DATA SECTION
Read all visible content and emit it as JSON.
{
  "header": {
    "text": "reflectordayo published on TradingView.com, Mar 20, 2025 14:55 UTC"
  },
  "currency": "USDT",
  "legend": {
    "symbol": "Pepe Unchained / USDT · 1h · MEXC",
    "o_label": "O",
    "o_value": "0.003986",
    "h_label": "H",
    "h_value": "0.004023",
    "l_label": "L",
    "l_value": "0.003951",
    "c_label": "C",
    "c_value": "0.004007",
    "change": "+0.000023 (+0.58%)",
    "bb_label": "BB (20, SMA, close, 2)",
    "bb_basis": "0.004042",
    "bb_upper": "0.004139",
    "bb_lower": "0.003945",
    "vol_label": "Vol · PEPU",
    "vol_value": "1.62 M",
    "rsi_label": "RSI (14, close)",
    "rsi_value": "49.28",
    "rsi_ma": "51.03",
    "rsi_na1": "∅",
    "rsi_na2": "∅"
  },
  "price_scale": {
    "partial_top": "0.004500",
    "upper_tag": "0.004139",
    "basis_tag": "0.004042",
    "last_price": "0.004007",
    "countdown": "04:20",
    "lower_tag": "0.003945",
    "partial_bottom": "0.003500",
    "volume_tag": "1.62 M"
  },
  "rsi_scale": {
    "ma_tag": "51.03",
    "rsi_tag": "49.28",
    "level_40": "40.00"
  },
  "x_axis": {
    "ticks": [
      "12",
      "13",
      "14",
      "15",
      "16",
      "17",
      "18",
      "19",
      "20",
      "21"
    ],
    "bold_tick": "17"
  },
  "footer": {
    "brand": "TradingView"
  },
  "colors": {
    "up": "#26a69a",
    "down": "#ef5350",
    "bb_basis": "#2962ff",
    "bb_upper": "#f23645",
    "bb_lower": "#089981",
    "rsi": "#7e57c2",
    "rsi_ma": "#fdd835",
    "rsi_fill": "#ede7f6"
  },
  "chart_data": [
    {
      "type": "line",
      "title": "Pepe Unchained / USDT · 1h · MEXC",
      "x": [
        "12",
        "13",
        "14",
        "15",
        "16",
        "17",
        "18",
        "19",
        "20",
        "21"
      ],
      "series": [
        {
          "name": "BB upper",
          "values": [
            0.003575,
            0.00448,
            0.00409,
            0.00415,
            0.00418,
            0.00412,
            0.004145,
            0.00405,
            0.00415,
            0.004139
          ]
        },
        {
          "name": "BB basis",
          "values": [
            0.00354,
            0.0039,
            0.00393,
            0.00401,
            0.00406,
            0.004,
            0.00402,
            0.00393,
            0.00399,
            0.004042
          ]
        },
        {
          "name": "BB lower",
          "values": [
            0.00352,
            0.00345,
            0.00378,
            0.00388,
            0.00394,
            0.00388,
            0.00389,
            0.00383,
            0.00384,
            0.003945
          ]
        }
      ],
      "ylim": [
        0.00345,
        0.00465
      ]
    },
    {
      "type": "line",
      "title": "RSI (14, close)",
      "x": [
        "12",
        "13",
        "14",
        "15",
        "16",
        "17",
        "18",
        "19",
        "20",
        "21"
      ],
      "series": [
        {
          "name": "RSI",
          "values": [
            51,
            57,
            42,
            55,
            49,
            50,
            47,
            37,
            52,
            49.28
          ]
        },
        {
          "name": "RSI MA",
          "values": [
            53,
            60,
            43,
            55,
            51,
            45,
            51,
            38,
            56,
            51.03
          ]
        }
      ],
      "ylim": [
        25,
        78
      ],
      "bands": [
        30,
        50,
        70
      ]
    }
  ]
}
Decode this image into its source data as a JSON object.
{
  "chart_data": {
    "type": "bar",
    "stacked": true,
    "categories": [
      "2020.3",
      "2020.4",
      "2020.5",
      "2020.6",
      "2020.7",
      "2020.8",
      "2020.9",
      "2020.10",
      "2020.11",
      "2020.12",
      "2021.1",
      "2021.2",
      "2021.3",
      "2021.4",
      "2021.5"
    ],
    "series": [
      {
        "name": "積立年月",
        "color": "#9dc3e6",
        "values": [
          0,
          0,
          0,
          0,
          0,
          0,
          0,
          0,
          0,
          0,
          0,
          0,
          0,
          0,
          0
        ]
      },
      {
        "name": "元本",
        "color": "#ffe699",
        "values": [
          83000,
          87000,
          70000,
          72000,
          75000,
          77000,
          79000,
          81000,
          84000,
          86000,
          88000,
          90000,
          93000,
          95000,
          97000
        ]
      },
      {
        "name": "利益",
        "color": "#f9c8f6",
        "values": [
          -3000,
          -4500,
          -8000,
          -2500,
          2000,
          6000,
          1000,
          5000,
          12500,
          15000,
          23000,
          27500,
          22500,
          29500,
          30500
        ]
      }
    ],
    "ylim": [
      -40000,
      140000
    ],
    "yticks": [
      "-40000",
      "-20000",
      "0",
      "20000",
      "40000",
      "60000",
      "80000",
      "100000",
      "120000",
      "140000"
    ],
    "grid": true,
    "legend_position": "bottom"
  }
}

TASK INSTRUCTIONS
Reproduce the data in its entirety, matching each character.

CORRECT RESPONSE
Read all visible content and emit it as JSON.
{
  "header": {
    "text": "reflectordayo published on TradingView.com, Mar 20, 2025 14:55 UTC"
  },
  "currency": "USDT",
  "legend": {
    "symbol": "Pepe Unchained / USDT · 1h · MEXC",
    "o_label": "O",
    "o_value": "0.003986",
    "h_label": "H",
    "h_value": "0.004023",
    "l_label": "L",
    "l_value": "0.003951",
    "c_label": "C",
    "c_value": "0.004007",
    "change": "+0.000023 (+0.58%)",
    "bb_label": "BB (20, SMA, close, 2)",
    "bb_basis": "0.004042",
    "bb_upper": "0.004139",
    "bb_lower": "0.003945",
    "vol_label": "Vol · PEPU",
    "vol_value": "1.62 M",
    "rsi_label": "RSI (14, close)",
    "rsi_value": "49.28",
    "rsi_ma": "51.03",
    "rsi_na1": "∅",
    "rsi_na2": "∅"
  },
  "price_scale": {
    "partial_top": "0.004500",
    "upper_tag": "0.004139",
    "basis_tag": "0.004042",
    "last_price": "0.004007",
    "countdown": "04:20",
    "lower_tag": "0.003945",
    "partial_bottom": "0.003500",
    "volume_tag": "1.62 M"
  },
  "rsi_scale": {
    "ma_tag": "51.03",
    "rsi_tag": "49.28",
    "level_40": "40.00"
  },
  "x_axis": {
    "ticks": [
      "12",
      "13",
      "14",
      "15",
      "16",
      "17",
      "18",
      "19",
      "20",
      "21"
    ],
    "bold_tick": "17"
  },
  "footer": {
    "brand": "TradingView"
  },
  "colors": {
    "up": "#26a69a",
    "down": "#ef5350",
    "bb_basis": "#2962ff",
    "bb_upper": "#f23645",
    "bb_lower": "#089981",
    "rsi": "#7e57c2",
    "rsi_ma": "#fdd835",
    "rsi_fill": "#ede7f6"
  },
  "chart_data": [
    {
      "type": "line",
      "title": "Pepe Unchained / USDT · 1h · MEXC",
      "x": [
        "12",
        "13",
        "14",
        "15",
        "16",
        "17",
        "18",
        "19",
        "20",
        "21"
      ],
      "series": [
        {
          "name": "BB upper",
          "values": [
            0.003575,
            0.00448,
            0.00409,
            0.00415,
            0.00418,
            0.00412,
            0.004145,
            0.00405,
            0.00415,
            0.004139
          ]
        },
        {
          "name": "BB basis",
          "values": [
            0.00354,
            0.0039,
            0.00393,
            0.00401,
            0.00406,
            0.004,
            0.00402,
            0.00393,
            0.00399,
            0.004042
          ]
        },
        {
          "name": "BB lower",
          "values": [
            0.00352,
            0.00345,
            0.00378,
            0.00388,
            0.00394,
            0.00388,
            0.00389,
            0.00383,
            0.00384,
            0.003945
          ]
        }
      ],
      "ylim": [
        0.00345,
        0.00465
      ]
    },
    {
      "type": "line",
      "title": "RSI (14, close)",
      "x": [
        "12",
        "13",
        "14",
        "15",
        "16",
        "17",
        "18",
        "19",
        "20",
        "21"
      ],
      "series": [
        {
          "name": "RSI",
          "values": [
            51,
            57,
            42,
            55,
            49,
            50,
            47,
            37,
            52,
            49.28
          ]
        },
        {
          "name": "RSI MA",
          "values": [
            53,
            60,
            43,
            55,
            51,
            45,
            51,
            38,
            56,
            51.03
          ]
        }
      ],
      "ylim": [
        25,
        78
      ],
      "bands": [
        30,
        50,
        70
      ]
    }
  ]
}
Decode this image into its source data as a JSON object.
{
  "chart_data": {
    "type": "bar",
    "stacked": true,
    "categories": [
      "2020.3",
      "2020.4",
      "2020.5",
      "2020.6",
      "2020.7",
      "2020.8",
      "2020.9",
      "2020.10",
      "2020.11",
      "2020.12",
      "2021.1",
      "2021.2",
      "2021.3",
      "2021.4",
      "2021.5"
    ],
    "series": [
      {
        "name": "積立年月",
        "color": "#9dc3e6",
        "values": [
          0,
          0,
          0,
          0,
          0,
          0,
          0,
          0,
          0,
          0,
          0,
          0,
          0,
          0,
          0
        ]
      },
      {
        "name": "元本",
        "color": "#ffe699",
        "values": [
          83000,
          87000,
          70000,
          72000,
          75000,
          77000,
          79000,
          81000,
          84000,
          86000,
          88000,
          90000,
          93000,
          95000,
          97000
        ]
      },
      {
        "name": "利益",
        "color": "#f9c8f6",
        "values": [
          -3000,
          -4500,
          -8000,
          -2500,
          2000,
          6000,
          1000,
          5000,
          12500,
          15000,
          23000,
          27500,
          22500,
          29500,
          30500
        ]
      }
    ],
    "ylim": [
      -40000,
      140000
    ],
    "yticks": [
      "-40000",
      "-20000",
      "0",
      "20000",
      "40000",
      "60000",
      "80000",
      "100000",
      "120000",
      "140000"
    ],
    "grid": true,
    "legend_position": "bottom"
  }
}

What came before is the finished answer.